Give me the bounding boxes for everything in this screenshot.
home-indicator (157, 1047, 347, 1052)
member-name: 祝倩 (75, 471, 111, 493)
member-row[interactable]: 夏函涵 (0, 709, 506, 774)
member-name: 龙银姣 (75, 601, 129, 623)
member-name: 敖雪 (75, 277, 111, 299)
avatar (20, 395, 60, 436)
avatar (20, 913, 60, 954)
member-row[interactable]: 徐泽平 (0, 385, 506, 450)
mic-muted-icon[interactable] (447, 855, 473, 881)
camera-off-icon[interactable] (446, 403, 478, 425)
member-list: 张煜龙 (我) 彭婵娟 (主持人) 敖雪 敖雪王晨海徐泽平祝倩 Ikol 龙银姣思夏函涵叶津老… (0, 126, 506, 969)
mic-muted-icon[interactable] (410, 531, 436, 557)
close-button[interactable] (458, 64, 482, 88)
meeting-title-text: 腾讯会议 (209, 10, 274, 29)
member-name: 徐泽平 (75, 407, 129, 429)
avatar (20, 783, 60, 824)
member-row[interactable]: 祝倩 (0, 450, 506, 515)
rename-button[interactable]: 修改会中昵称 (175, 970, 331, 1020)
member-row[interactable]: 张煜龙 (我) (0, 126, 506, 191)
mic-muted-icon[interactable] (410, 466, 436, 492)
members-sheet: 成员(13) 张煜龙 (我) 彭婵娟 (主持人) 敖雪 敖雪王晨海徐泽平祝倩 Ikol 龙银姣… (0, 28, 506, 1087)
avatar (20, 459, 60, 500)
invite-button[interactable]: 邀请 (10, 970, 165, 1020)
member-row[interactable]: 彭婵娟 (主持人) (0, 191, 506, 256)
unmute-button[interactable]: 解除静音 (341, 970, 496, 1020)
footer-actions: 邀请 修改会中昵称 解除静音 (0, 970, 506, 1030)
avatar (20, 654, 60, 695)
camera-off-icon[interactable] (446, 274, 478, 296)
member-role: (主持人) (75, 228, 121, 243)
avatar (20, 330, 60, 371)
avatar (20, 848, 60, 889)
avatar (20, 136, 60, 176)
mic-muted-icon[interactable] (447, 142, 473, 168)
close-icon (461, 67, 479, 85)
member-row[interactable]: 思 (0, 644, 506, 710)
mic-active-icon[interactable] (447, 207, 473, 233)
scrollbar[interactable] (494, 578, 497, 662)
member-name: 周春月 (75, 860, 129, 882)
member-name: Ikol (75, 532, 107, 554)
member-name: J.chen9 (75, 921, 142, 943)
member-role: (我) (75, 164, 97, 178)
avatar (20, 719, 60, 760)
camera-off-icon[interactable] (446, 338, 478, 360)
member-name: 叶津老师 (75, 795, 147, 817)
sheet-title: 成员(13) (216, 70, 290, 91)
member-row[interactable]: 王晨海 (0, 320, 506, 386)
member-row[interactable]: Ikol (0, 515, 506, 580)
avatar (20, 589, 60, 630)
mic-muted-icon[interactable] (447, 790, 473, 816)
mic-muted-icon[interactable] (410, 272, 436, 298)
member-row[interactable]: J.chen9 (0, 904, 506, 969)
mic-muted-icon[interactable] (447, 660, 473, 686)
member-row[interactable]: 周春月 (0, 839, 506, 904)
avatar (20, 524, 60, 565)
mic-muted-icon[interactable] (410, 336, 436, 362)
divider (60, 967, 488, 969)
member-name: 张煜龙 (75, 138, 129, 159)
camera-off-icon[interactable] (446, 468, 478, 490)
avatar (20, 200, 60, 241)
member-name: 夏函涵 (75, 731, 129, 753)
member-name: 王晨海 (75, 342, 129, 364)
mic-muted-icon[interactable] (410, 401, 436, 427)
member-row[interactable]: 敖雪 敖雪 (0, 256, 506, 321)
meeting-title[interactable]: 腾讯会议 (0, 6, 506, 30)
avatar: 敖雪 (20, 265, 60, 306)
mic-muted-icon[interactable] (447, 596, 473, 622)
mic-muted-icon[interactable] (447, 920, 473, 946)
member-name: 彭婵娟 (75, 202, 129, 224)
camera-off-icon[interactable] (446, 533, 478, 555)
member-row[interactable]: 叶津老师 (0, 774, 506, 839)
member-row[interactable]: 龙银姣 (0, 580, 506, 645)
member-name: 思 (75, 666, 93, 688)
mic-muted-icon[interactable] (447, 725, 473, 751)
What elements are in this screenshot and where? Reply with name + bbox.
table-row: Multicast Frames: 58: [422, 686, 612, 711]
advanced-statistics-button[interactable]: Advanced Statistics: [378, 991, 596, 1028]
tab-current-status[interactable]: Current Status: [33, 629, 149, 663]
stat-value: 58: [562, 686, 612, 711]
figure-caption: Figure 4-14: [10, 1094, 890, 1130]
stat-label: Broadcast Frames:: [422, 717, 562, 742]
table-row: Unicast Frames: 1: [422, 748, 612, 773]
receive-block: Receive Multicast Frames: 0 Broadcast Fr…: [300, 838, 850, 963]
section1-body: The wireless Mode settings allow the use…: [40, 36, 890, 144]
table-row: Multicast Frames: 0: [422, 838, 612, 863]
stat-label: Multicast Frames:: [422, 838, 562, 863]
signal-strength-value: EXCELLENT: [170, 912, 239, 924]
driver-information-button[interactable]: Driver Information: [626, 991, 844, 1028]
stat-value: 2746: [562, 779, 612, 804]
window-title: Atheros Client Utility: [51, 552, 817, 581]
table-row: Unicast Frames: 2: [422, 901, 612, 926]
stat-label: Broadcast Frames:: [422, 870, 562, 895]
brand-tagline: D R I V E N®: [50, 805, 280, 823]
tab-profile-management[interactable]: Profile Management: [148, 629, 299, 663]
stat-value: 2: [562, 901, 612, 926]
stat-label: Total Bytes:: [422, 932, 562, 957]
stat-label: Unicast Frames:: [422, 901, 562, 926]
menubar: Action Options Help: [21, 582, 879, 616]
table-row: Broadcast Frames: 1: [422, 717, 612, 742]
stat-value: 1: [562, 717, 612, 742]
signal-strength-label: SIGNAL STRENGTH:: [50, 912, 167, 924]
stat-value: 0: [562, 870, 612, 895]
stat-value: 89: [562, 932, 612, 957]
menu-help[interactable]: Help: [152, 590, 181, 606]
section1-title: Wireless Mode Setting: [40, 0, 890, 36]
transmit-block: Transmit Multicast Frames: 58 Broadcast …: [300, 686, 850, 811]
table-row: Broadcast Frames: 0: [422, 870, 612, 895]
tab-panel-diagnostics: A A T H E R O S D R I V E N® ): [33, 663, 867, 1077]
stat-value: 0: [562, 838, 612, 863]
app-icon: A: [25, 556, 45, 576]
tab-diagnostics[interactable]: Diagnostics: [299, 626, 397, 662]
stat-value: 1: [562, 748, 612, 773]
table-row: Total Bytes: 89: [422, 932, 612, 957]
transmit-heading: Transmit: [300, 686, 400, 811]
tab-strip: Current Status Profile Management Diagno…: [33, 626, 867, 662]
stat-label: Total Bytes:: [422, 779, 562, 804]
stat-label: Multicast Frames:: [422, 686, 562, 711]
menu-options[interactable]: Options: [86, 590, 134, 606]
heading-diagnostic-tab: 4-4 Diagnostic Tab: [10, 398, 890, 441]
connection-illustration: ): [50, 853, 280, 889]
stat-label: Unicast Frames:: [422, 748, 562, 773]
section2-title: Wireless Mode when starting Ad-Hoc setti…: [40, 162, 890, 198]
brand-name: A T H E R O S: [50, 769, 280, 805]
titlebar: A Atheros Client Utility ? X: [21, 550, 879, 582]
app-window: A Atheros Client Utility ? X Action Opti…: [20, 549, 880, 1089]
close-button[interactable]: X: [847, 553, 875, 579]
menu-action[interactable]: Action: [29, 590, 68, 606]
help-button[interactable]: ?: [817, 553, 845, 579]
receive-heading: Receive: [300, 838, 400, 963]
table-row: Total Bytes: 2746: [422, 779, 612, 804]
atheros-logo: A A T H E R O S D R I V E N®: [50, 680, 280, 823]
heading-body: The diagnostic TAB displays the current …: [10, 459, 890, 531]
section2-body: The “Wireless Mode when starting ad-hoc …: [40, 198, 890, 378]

§ §

> **DIRECTION**: Reproduce the listing word for word, from its first line through the line with "invite-button[interactable]: 邀请 (10, 970, 165, 1020)", including that line.

> **WRITTEN RESPONSE**:
Give me the bounding boxes for everything in this screenshot.
home-indicator (157, 1047, 347, 1052)
member-name: 祝倩 (75, 471, 111, 493)
member-row[interactable]: 夏函涵 (0, 709, 506, 774)
member-name: 龙银姣 (75, 601, 129, 623)
member-name: 敖雪 (75, 277, 111, 299)
avatar (20, 395, 60, 436)
avatar (20, 913, 60, 954)
member-row[interactable]: 徐泽平 (0, 385, 506, 450)
mic-muted-icon[interactable] (447, 855, 473, 881)
camera-off-icon[interactable] (446, 403, 478, 425)
member-list: 张煜龙 (我) 彭婵娟 (主持人) 敖雪 敖雪王晨海徐泽平祝倩 Ikol 龙银姣思夏函涵叶津老… (0, 126, 506, 969)
mic-muted-icon[interactable] (410, 531, 436, 557)
close-button[interactable] (458, 64, 482, 88)
meeting-title-text: 腾讯会议 (209, 10, 274, 29)
member-name: 徐泽平 (75, 407, 129, 429)
avatar (20, 783, 60, 824)
member-row[interactable]: 祝倩 (0, 450, 506, 515)
rename-button[interactable]: 修改会中昵称 (175, 970, 331, 1020)
member-row[interactable]: 张煜龙 (我) (0, 126, 506, 191)
mic-muted-icon[interactable] (410, 466, 436, 492)
members-sheet: 成员(13) 张煜龙 (我) 彭婵娟 (主持人) 敖雪 敖雪王晨海徐泽平祝倩 Ikol 龙银姣… (0, 28, 506, 1087)
avatar (20, 459, 60, 500)
invite-button[interactable]: 邀请 (10, 970, 165, 1020)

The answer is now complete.